*** Information given ***
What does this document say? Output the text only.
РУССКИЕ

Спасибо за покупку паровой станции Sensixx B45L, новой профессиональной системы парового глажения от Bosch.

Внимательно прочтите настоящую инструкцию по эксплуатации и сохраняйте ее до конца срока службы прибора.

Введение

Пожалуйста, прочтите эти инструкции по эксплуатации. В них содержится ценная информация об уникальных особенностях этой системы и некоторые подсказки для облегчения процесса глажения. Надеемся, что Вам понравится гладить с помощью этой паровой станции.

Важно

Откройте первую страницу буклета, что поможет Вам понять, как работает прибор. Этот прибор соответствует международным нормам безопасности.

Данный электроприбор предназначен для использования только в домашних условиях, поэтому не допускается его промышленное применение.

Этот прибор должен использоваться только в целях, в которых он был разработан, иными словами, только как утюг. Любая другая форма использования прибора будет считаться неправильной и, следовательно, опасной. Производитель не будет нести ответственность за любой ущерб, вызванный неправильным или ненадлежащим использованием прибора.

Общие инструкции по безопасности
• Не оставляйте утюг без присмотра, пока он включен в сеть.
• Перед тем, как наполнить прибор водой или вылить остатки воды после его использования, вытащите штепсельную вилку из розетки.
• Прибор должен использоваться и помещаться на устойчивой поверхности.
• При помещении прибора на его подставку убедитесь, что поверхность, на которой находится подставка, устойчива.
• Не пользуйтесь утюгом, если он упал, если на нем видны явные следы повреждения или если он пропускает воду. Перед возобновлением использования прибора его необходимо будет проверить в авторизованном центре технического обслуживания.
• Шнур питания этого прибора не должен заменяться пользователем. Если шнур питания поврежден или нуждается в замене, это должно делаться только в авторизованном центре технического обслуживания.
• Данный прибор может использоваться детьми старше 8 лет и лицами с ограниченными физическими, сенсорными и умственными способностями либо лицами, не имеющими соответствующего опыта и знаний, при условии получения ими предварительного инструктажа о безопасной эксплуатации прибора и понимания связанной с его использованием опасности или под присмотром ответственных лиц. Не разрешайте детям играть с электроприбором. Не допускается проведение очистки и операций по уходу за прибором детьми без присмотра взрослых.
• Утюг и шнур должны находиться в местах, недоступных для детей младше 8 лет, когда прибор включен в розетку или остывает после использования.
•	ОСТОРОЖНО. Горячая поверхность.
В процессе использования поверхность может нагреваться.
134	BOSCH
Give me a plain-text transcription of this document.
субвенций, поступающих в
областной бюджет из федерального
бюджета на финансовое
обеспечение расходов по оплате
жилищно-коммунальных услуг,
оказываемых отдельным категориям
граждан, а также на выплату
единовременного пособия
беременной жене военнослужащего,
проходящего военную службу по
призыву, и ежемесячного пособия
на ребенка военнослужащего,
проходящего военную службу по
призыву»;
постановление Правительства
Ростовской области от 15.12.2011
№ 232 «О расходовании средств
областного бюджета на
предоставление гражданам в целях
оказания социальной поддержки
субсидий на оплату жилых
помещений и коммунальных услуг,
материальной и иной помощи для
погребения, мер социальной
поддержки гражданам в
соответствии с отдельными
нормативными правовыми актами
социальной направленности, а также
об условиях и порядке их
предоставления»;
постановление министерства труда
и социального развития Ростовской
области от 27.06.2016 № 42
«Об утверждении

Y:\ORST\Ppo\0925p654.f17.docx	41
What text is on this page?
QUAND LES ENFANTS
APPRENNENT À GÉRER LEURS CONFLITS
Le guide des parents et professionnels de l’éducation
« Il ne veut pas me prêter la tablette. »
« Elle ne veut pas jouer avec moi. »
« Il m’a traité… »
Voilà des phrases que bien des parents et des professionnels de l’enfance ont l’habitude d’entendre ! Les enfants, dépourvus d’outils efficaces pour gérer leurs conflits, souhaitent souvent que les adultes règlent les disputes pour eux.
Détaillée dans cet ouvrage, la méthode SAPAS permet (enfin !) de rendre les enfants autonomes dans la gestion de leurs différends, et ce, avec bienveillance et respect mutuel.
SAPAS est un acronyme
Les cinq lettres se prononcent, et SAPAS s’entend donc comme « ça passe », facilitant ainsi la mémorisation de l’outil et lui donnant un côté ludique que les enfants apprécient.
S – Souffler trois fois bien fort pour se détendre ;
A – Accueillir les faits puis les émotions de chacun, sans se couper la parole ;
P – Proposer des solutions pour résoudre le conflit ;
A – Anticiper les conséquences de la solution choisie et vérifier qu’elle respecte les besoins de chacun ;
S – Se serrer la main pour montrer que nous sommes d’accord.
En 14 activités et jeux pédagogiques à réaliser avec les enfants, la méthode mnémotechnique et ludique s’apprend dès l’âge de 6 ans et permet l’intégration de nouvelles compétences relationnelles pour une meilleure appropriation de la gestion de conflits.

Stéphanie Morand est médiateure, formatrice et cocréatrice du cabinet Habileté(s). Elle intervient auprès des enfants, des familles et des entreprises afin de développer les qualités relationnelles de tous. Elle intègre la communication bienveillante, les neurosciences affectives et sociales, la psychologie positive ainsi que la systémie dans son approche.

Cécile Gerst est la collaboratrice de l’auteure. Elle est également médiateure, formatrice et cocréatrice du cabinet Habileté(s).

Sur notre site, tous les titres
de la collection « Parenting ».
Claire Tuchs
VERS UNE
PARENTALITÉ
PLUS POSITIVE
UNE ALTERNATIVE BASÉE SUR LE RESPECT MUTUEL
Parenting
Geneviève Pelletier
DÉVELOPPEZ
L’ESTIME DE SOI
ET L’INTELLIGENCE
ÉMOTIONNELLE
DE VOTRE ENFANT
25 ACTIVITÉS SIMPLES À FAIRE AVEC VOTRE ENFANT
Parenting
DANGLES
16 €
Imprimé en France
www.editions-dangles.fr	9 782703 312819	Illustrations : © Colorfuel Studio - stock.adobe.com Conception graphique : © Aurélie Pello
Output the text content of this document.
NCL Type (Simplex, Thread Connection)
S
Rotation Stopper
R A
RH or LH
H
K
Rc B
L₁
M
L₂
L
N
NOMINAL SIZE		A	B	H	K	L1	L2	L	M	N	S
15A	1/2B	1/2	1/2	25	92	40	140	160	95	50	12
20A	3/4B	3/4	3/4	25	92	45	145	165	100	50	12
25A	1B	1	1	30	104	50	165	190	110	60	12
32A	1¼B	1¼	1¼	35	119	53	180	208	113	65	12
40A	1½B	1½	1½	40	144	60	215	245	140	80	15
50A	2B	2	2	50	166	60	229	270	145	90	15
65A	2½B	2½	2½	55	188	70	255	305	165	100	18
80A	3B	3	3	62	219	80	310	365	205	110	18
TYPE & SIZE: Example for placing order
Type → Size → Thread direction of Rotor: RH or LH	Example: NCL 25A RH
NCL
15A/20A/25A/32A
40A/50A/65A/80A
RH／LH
***
Quote the entire listing above exactly.

**Full response**
What does this document say? Output the text only.
РУССКИЕ

Спасибо за покупку паровой станции Sensixx B45L, новой профессиональной системы парового глажения от Bosch.

Внимательно прочтите настоящую инструкцию по эксплуатации и сохраняйте ее до конца срока службы прибора.

Введение

Пожалуйста, прочтите эти инструкции по эксплуатации. В них содержится ценная информация об уникальных особенностях этой системы и некоторые подсказки для облегчения процесса глажения. Надеемся, что Вам понравится гладить с помощью этой паровой станции.

Важно

Откройте первую страницу буклета, что поможет Вам понять, как работает прибор. Этот прибор соответствует международным нормам безопасности.

Данный электроприбор предназначен для использования только в домашних условиях, поэтому не допускается его промышленное применение.

Этот прибор должен использоваться только в целях, в которых он был разработан, иными словами, только как утюг. Любая другая форма использования прибора будет считаться неправильной и, следовательно, опасной. Производитель не будет нести ответственность за любой ущерб, вызванный неправильным или ненадлежащим использованием прибора.

Общие инструкции по безопасности
• Не оставляйте утюг без присмотра, пока он включен в сеть.
• Перед тем, как наполнить прибор водой или вылить остатки воды после его использования, вытащите штепсельную вилку из розетки.
• Прибор должен использоваться и помещаться на устойчивой поверхности.
• При помещении прибора на его подставку убедитесь, что поверхность, на которой находится подставка, устойчива.
• Не пользуйтесь утюгом, если он упал, если на нем видны явные следы повреждения или если он пропускает воду. Перед возобновлением использования прибора его необходимо будет проверить в авторизованном центре технического обслуживания.
• Шнур питания этого прибора не должен заменяться пользователем. Если шнур питания поврежден или нуждается в замене, это должно делаться только в авторизованном центре технического обслуживания.
• Данный прибор может использоваться детьми старше 8 лет и лицами с ограниченными физическими, сенсорными и умственными способностями либо лицами, не имеющими соответствующего опыта и знаний, при условии получения ими предварительного инструктажа о безопасной эксплуатации прибора и понимания связанной с его использованием опасности или под присмотром ответственных лиц. Не разрешайте детям играть с электроприбором. Не допускается проведение очистки и операций по уходу за прибором детьми без присмотра взрослых.
• Утюг и шнур должны находиться в местах, недоступных для детей младше 8 лет, когда прибор включен в розетку или остывает после использования.
•	ОСТОРОЖНО. Горячая поверхность.
В процессе использования поверхность может нагреваться.
134	BOSCH
Give me a plain-text transcription of this document.
субвенций, поступающих в
областной бюджет из федерального
бюджета на финансовое
обеспечение расходов по оплате
жилищно-коммунальных услуг,
оказываемых отдельным категориям
граждан, а также на выплату
единовременного пособия
беременной жене военнослужащего,
проходящего военную службу по
призыву, и ежемесячного пособия
на ребенка военнослужащего,
проходящего военную службу по
призыву»;
постановление Правительства
Ростовской области от 15.12.2011
№ 232 «О расходовании средств
областного бюджета на
предоставление гражданам в целях
оказания социальной поддержки
субсидий на оплату жилых
помещений и коммунальных услуг,
материальной и иной помощи для
погребения, мер социальной
поддержки гражданам в
соответствии с отдельными
нормативными правовыми актами
социальной направленности, а также
об условиях и порядке их
предоставления»;
постановление министерства труда
и социального развития Ростовской
области от 27.06.2016 № 42
«Об утверждении

Y:\ORST\Ppo\0925p654.f17.docx	41
What text is on this page?
QUAND LES ENFANTS
APPRENNENT À GÉRER LEURS CONFLITS
Le guide des parents et professionnels de l’éducation
« Il ne veut pas me prêter la tablette. »
« Elle ne veut pas jouer avec moi. »
« Il m’a traité… »
Voilà des phrases que bien des parents et des professionnels de l’enfance ont l’habitude d’entendre ! Les enfants, dépourvus d’outils efficaces pour gérer leurs conflits, souhaitent souvent que les adultes règlent les disputes pour eux.
Détaillée dans cet ouvrage, la méthode SAPAS permet (enfin !) de rendre les enfants autonomes dans la gestion de leurs différends, et ce, avec bienveillance et respect mutuel.
SAPAS est un acronyme
Les cinq lettres se prononcent, et SAPAS s’entend donc comme « ça passe », facilitant ainsi la mémorisation de l’outil et lui donnant un côté ludique que les enfants apprécient.
S – Souffler trois fois bien fort pour se détendre ;
A – Accueillir les faits puis les émotions de chacun, sans se couper la parole ;
P – Proposer des solutions pour résoudre le conflit ;
A – Anticiper les conséquences de la solution choisie et vérifier qu’elle respecte les besoins de chacun ;
S – Se serrer la main pour montrer que nous sommes d’accord.
En 14 activités et jeux pédagogiques à réaliser avec les enfants, la méthode mnémotechnique et ludique s’apprend dès l’âge de 6 ans et permet l’intégration de nouvelles compétences relationnelles pour une meilleure appropriation de la gestion de conflits.

Stéphanie Morand est médiateure, formatrice et cocréatrice du cabinet Habileté(s). Elle intervient auprès des enfants, des familles et des entreprises afin de développer les qualités relationnelles de tous. Elle intègre la communication bienveillante, les neurosciences affectives et sociales, la psychologie positive ainsi que la systémie dans son approche.

Cécile Gerst est la collaboratrice de l’auteure. Elle est également médiateure, formatrice et cocréatrice du cabinet Habileté(s).

Sur notre site, tous les titres
de la collection « Parenting ».
Claire Tuchs
VERS UNE
PARENTALITÉ
PLUS POSITIVE
UNE ALTERNATIVE BASÉE SUR LE RESPECT MUTUEL
Parenting
Geneviève Pelletier
DÉVELOPPEZ
L’ESTIME DE SOI
ET L’INTELLIGENCE
ÉMOTIONNELLE
DE VOTRE ENFANT
25 ACTIVITÉS SIMPLES À FAIRE AVEC VOTRE ENFANT
Parenting
DANGLES
16 €
Imprimé en France
www.editions-dangles.fr	9 782703 312819	Illustrations : © Colorfuel Studio - stock.adobe.com Conception graphique : © Aurélie Pello
Output the text content of this document.
NCL Type (Simplex, Thread Connection)
S
Rotation Stopper
R A
RH or LH
H
K
Rc B
L₁
M
L₂
L
N
NOMINAL SIZE		A	B	H	K	L1	L2	L	M	N	S
15A	1/2B	1/2	1/2	25	92	40	140	160	95	50	12
20A	3/4B	3/4	3/4	25	92	45	145	165	100	50	12
25A	1B	1	1	30	104	50	165	190	110	60	12
32A	1¼B	1¼	1¼	35	119	53	180	208	113	65	12
40A	1½B	1½	1½	40	144	60	215	245	140	80	15
50A	2B	2	2	50	166	60	229	270	145	90	15
65A	2½B	2½	2½	55	188	70	255	305	165	100	18
80A	3B	3	3	62	219	80	310	365	205	110	18
TYPE & SIZE: Example for placing order
Type → Size → Thread direction of Rotor: RH or LH	Example: NCL 25A RH
NCL
15A/20A/25A/32A
40A/50A/65A/80A
RH／LH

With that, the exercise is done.